▸ **INFORMATION GIVEN**:
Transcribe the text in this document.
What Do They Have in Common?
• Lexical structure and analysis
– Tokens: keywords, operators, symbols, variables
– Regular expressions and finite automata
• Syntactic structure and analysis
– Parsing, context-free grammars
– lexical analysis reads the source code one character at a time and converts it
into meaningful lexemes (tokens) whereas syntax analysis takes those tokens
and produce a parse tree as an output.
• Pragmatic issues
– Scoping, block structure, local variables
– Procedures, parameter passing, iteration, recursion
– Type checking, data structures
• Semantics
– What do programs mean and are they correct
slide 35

▸ **PROBLEM DETAILS**: Please set down each line of the records exactly as given.

▸ **OUTPUT FOR THIS TASK**:
Transcribe the text in this document.
What Do They Have in Common?
• Lexical structure and analysis
– Tokens: keywords, operators, symbols, variables
– Regular expressions and finite automata
• Syntactic structure and analysis
– Parsing, context-free grammars
– lexical analysis reads the source code one character at a time and converts it
into meaningful lexemes (tokens) whereas syntax analysis takes those tokens
and produce a parse tree as an output.
• Pragmatic issues
– Scoping, block structure, local variables
– Procedures, parameter passing, iteration, recursion
– Type checking, data structures
• Semantics
– What do programs mean and are they correct
slide 35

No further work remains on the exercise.